Skip every line before the one containing "Read out every word on this page.", then copy that line and the rest of the entries below exactly, through the last line.

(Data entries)

::::::::

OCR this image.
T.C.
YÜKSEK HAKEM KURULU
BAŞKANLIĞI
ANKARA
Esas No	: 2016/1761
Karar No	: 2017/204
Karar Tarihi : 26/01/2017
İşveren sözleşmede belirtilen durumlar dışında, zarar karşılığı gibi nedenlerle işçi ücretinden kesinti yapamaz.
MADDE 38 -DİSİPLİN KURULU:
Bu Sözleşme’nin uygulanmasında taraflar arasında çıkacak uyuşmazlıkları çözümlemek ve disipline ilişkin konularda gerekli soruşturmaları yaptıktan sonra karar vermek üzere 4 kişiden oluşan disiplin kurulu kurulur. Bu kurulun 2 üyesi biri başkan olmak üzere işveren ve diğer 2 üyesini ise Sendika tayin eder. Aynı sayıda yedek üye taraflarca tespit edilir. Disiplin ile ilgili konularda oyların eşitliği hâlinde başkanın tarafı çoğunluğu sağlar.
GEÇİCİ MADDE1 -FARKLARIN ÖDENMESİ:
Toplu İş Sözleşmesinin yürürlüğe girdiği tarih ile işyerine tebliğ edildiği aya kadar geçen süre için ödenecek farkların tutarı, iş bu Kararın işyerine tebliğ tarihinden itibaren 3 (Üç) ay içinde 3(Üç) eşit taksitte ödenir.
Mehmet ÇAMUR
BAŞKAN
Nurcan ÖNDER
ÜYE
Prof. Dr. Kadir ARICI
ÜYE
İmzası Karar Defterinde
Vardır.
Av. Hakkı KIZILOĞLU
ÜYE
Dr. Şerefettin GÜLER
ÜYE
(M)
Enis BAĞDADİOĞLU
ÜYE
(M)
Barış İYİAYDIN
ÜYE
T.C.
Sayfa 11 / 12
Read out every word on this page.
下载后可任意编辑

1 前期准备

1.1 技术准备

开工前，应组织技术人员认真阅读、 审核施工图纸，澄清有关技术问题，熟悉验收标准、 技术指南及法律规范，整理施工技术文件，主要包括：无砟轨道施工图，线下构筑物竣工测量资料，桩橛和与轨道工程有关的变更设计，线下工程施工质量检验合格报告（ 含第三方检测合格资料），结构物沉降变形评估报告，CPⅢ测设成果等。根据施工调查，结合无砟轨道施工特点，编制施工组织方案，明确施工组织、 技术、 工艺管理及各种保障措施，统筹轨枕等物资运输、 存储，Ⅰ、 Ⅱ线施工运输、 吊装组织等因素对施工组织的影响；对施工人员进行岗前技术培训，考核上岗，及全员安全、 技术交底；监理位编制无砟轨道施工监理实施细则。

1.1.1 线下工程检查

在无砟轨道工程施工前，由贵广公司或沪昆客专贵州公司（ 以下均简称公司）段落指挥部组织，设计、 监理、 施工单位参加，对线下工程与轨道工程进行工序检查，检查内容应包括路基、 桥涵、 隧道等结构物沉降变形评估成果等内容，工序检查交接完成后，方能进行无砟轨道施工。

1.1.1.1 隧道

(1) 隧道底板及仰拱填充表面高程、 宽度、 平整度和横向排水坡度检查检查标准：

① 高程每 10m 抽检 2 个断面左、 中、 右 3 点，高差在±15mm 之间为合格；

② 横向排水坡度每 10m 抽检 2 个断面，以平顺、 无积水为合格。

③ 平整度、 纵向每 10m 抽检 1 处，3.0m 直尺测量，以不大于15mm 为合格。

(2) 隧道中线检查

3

::::::::

- _Task output_
Read out every word on this page.
下载后可任意编辑

1 前期准备

1.1 技术准备

开工前，应组织技术人员认真阅读、 审核施工图纸，澄清有关技术问题，熟悉验收标准、 技术指南及法律规范，整理施工技术文件，主要包括：无砟轨道施工图，线下构筑物竣工测量资料，桩橛和与轨道工程有关的变更设计，线下工程施工质量检验合格报告（ 含第三方检测合格资料），结构物沉降变形评估报告，CPⅢ测设成果等。根据施工调查，结合无砟轨道施工特点，编制施工组织方案，明确施工组织、 技术、 工艺管理及各种保障措施，统筹轨枕等物资运输、 存储，Ⅰ、 Ⅱ线施工运输、 吊装组织等因素对施工组织的影响；对施工人员进行岗前技术培训，考核上岗，及全员安全、 技术交底；监理位编制无砟轨道施工监理实施细则。

1.1.1 线下工程检查

在无砟轨道工程施工前，由贵广公司或沪昆客专贵州公司（ 以下均简称公司）段落指挥部组织，设计、 监理、 施工单位参加，对线下工程与轨道工程进行工序检查，检查内容应包括路基、 桥涵、 隧道等结构物沉降变形评估成果等内容，工序检查交接完成后，方能进行无砟轨道施工。

1.1.1.1 隧道

(1) 隧道底板及仰拱填充表面高程、 宽度、 平整度和横向排水坡度检查检查标准：

① 高程每 10m 抽检 2 个断面左、 中、 右 3 点，高差在±15mm 之间为合格；

② 横向排水坡度每 10m 抽检 2 个断面，以平顺、 无积水为合格。

③ 平整度、 纵向每 10m 抽检 1 处，3.0m 直尺测量，以不大于15mm 为合格。

(2) 隧道中线检查

3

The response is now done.